++++ Dataset

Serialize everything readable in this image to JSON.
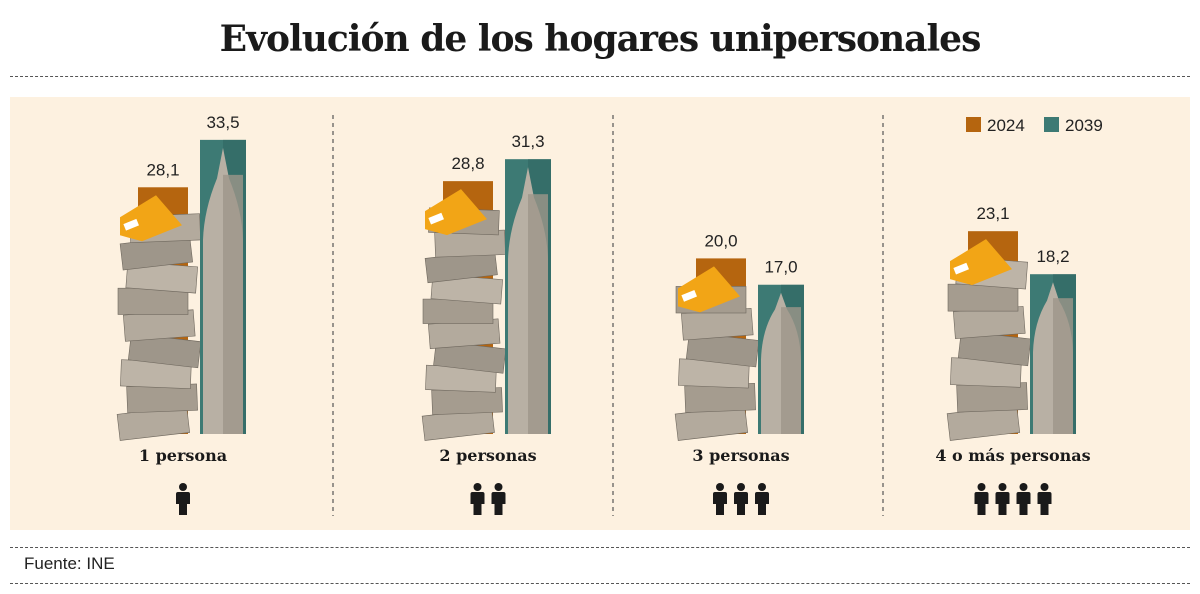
{
  "title": "Evolución de los hogares unipersonales",
  "source": "Fuente: INE",
  "chart_data": {
    "type": "bar",
    "title": "Evolución de los hogares unipersonales",
    "categories": [
      "1 persona",
      "2 personas",
      "3 personas",
      "4 o más personas"
    ],
    "people_icons": [
      1,
      2,
      3,
      4
    ],
    "series": [
      {
        "name": "2024",
        "color": "#b5650f",
        "values": [
          28.1,
          28.8,
          20.0,
          23.1
        ],
        "labels": [
          "28,1",
          "28,8",
          "20,0",
          "23,1"
        ]
      },
      {
        "name": "2039",
        "color": "#3d7a74",
        "values": [
          33.5,
          31.3,
          17.0,
          18.2
        ],
        "labels": [
          "33,5",
          "31,3",
          "17,0",
          "18,2"
        ]
      }
    ],
    "legend": "top-right",
    "ylim": [
      0,
      35
    ],
    "grid": false
  }
}
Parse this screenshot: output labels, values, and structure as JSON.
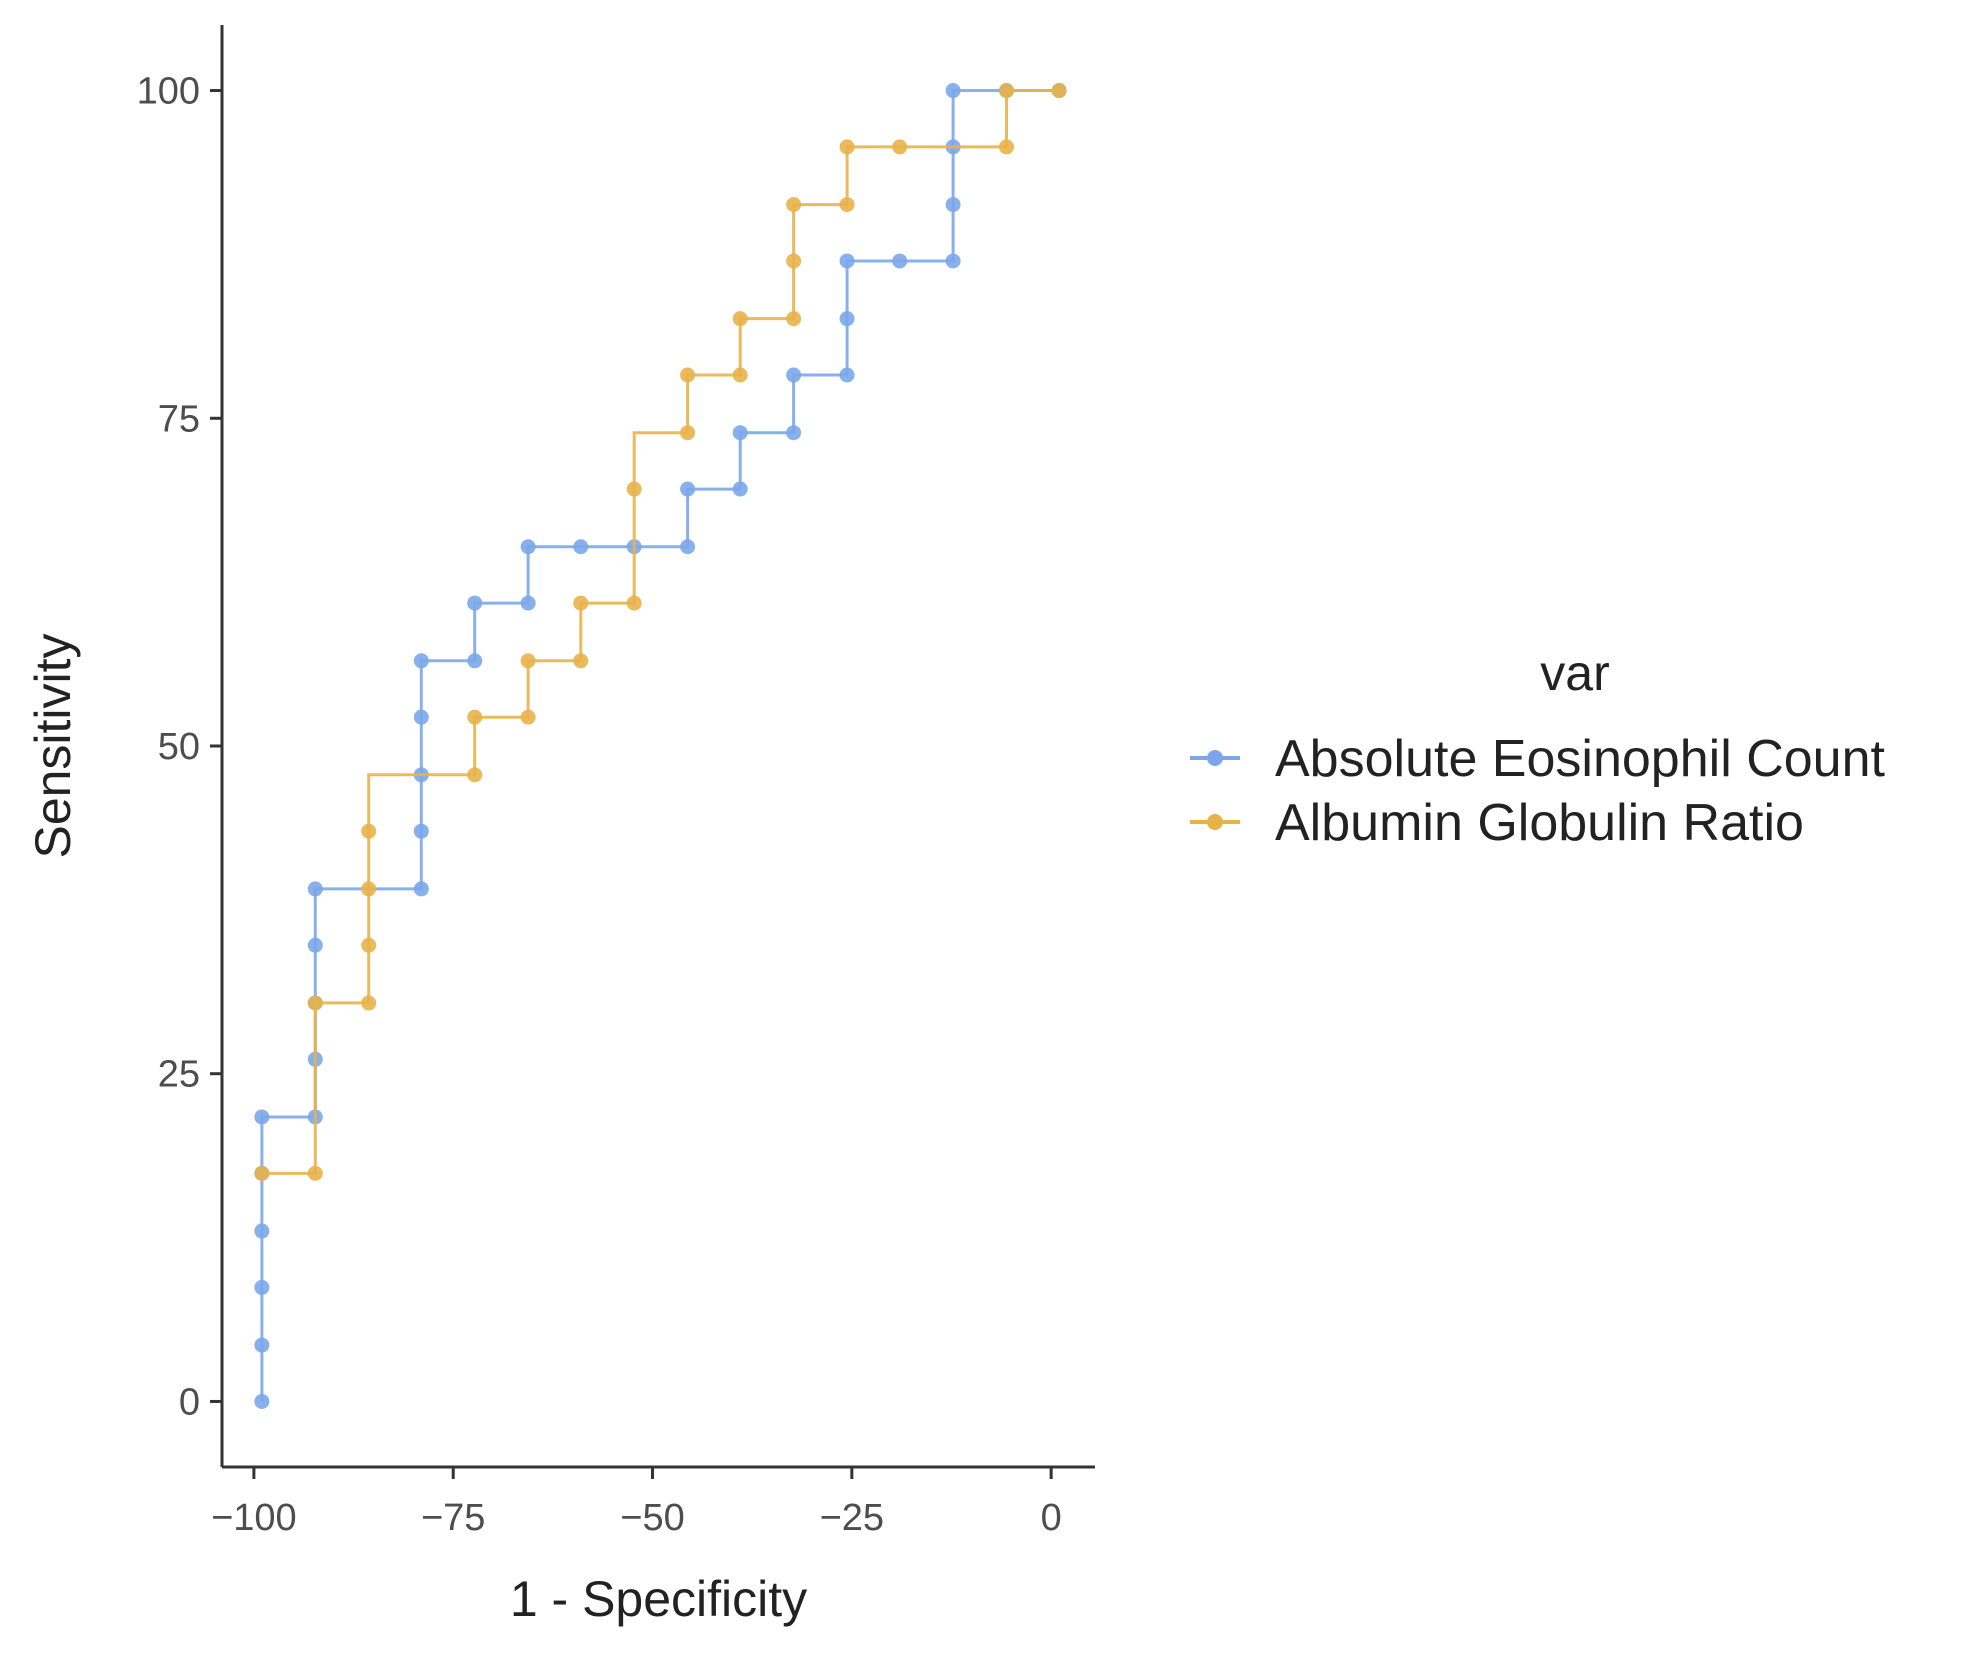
{
  "chart_data": {
    "type": "line",
    "title": "",
    "xlabel": "1 - Specificity",
    "ylabel": "Sensitivity",
    "xlim": [
      -104,
      5.5
    ],
    "ylim": [
      -5,
      105
    ],
    "xticks": [
      -100,
      -75,
      -50,
      -25,
      0
    ],
    "yticks": [
      0,
      25,
      50,
      75,
      100
    ],
    "xtick_labels": [
      "−100",
      "−75",
      "−50",
      "−25",
      "0"
    ],
    "ytick_labels": [
      "0",
      "25",
      "50",
      "75",
      "100"
    ],
    "grid": false,
    "legend": {
      "title": "var",
      "position": "right"
    },
    "step": "vertical-then-horizontal",
    "series": [
      {
        "name": "Absolute Eosinophil Count",
        "color": "#7ba7ea",
        "x": [
          -99,
          -99,
          -99,
          -99,
          -99,
          -99,
          -92.3,
          -92.3,
          -92.3,
          -92.3,
          -92.3,
          -79,
          -79,
          -79,
          -79,
          -79,
          -72.3,
          -72.3,
          -65.6,
          -65.6,
          -59,
          -52.3,
          -45.6,
          -45.6,
          -39,
          -39,
          -32.3,
          -32.3,
          -25.6,
          -25.6,
          -25.6,
          -19,
          -12.3,
          -12.3,
          -12.3,
          -12.3,
          -5.6,
          1
        ],
        "y": [
          0,
          4.3,
          8.7,
          13,
          17.4,
          21.7,
          21.7,
          26.1,
          30.4,
          34.8,
          39.1,
          39.1,
          43.5,
          47.8,
          52.2,
          56.5,
          56.5,
          60.9,
          60.9,
          65.2,
          65.2,
          65.2,
          65.2,
          69.6,
          69.6,
          73.9,
          73.9,
          78.3,
          78.3,
          82.6,
          87,
          87,
          87,
          91.3,
          95.7,
          100,
          100,
          100
        ]
      },
      {
        "name": "Albumin Globulin Ratio",
        "color": "#e8b24a",
        "x": [
          -99,
          -92.3,
          -92.3,
          -85.6,
          -85.6,
          -85.6,
          -85.6,
          -72.3,
          -72.3,
          -65.6,
          -65.6,
          -59,
          -59,
          -52.3,
          -52.3,
          -45.6,
          -45.6,
          -39,
          -39,
          -32.3,
          -32.3,
          -32.3,
          -25.6,
          -25.6,
          -19,
          -5.6,
          -5.6,
          1
        ],
        "y": [
          17.4,
          17.4,
          30.4,
          30.4,
          34.8,
          39.1,
          43.5,
          47.8,
          52.2,
          52.2,
          56.5,
          56.5,
          60.9,
          60.9,
          69.6,
          73.9,
          78.3,
          78.3,
          82.6,
          82.6,
          87,
          91.3,
          91.3,
          95.7,
          95.7,
          95.7,
          100,
          100
        ]
      }
    ]
  }
}
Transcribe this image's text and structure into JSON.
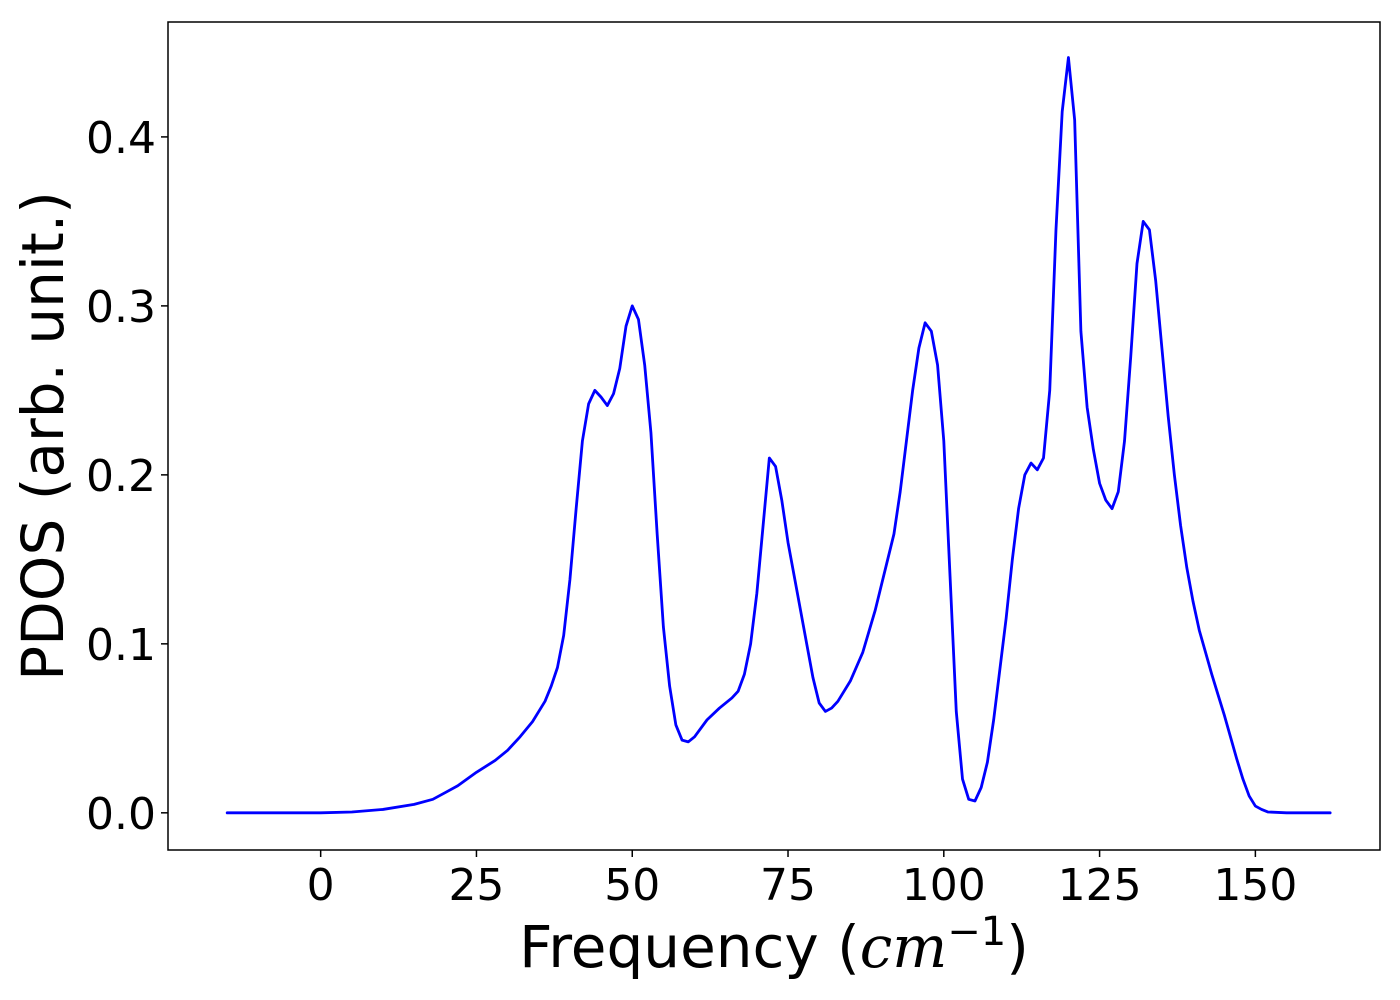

++++++++

Where a line contains the string "name", extract that line.

        "name": "2024",
        "name": "2039",
        "name": "Absolute Eosinophil Count",
        "name": "Albumin Globulin Ratio",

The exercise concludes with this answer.